── Dataset records ──

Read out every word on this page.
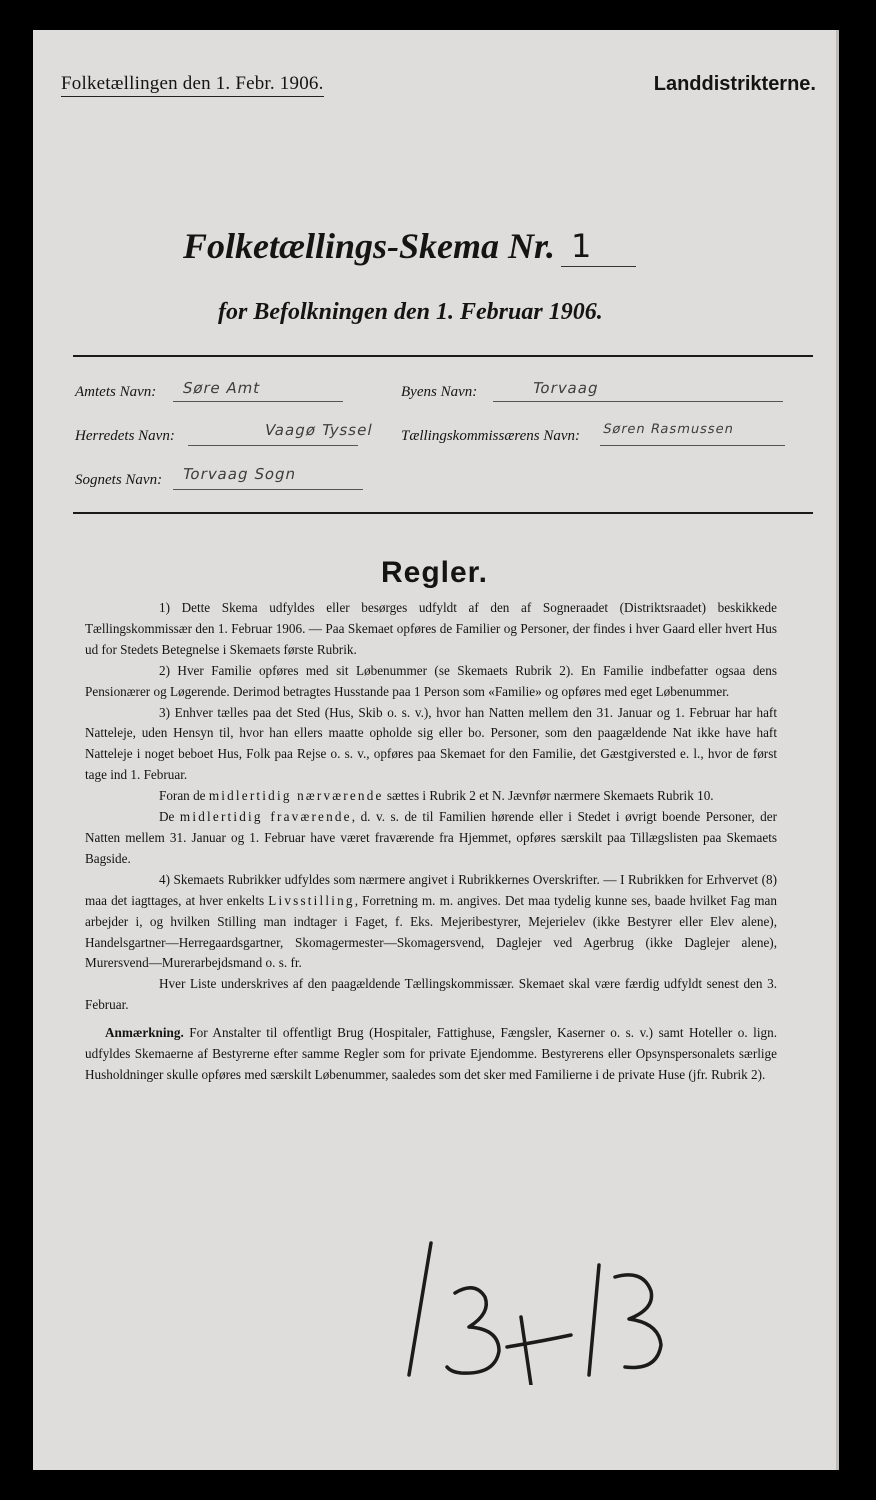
Folketællingen den 1. Febr. 1906.	Landdistrikterne.
Folketællings-Skema Nr. 1
for Befolkningen den 1. Februar 1906.
Amtets Navn: Søre Amt	Byens Navn:	Torvaag
Herredets Navn:	Vaagø Tyssel Tællingskommissærens Navn: Søren Rasmussen
Sognets Navn: Torvaag Sogn
Regler.

1) Dette Skema udfyldes eller besørges udfyldt af den af Sogneraadet (Distriktsraadet) beskikkede Tællingskommissær den 1. Februar 1906. — Paa Skemaet opføres de Familier og Personer, der findes i hver Gaard eller hvert Hus ud for Stedets Betegnelse i Skemaets første Rubrik.

2) Hver Familie opføres med sit Løbenummer (se Skemaets Rubrik 2). En Familie indbefatter ogsaa dens Pensionærer og Løgerende. Derimod betragtes Husstande paa 1 Person som «Familie» og opføres med eget Løbenummer.

3) Enhver tælles paa det Sted (Hus, Skib o. s. v.), hvor han Natten mellem den 31. Januar og 1. Februar har haft Natteleje, uden Hensyn til, hvor han ellers maatte opholde sig eller bo. Personer, som den paagældende Nat ikke have haft Natteleje i noget beboet Hus, Folk paa Rejse o. s. v., opføres paa Skemaet for den Familie, det Gæstgiversted e. l., hvor de først tage ind 1. Februar.

Foran de midlertidig nærværende sættes i Rubrik 2 et N. Jævnfør nærmere Skemaets Rubrik 10.

De midlertidig fraværende, d. v. s. de til Familien hørende eller i Stedet i øvrigt boende Personer, der Natten mellem 31. Januar og 1. Februar have været fraværende fra Hjemmet, opføres særskilt paa Tillægslisten paa Skemaets Bagside.

4) Skemaets Rubrikker udfyldes som nærmere angivet i Rubrikkernes Overskrifter. — I Rubrikken for Erhvervet (8) maa det iagttages, at hver enkelts Livsstilling, Forretning m. m. angives. Det maa tydelig kunne ses, baade hvilket Fag man arbejder i, og hvilken Stilling man indtager i Faget, f. Eks. Mejeribestyrer, Mejerielev (ikke Bestyrer eller Elev alene), Handelsgartner—Herregaardsgartner, Skomagermester—Skomagersvend, Daglejer ved Agerbrug (ikke Daglejer alene), Murersvend—Murerarbejdsmand o. s. fr.

Hver Liste underskrives af den paagældende Tællingskommissær. Skemaet skal være færdig udfyldt senest den 3. Februar.

Anmærkning. For Anstalter til offentligt Brug (Hospitaler, Fattighuse, Fængsler, Kaserner o. s. v.) samt Hoteller o. lign. udfyldes Skemaerne af Bestyrerne efter samme Regler som for private Ejendomme. Bestyrerens eller Opsynspersonalets særlige Husholdninger skulle opføres med særskilt Løbenummer, saaledes som det sker med Familierne i de private Huse (jfr. Rubrik 2).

───

What you should do
Find out how many lines in the listing contain the string "paagældende". Give the number alone.

Worked answer
2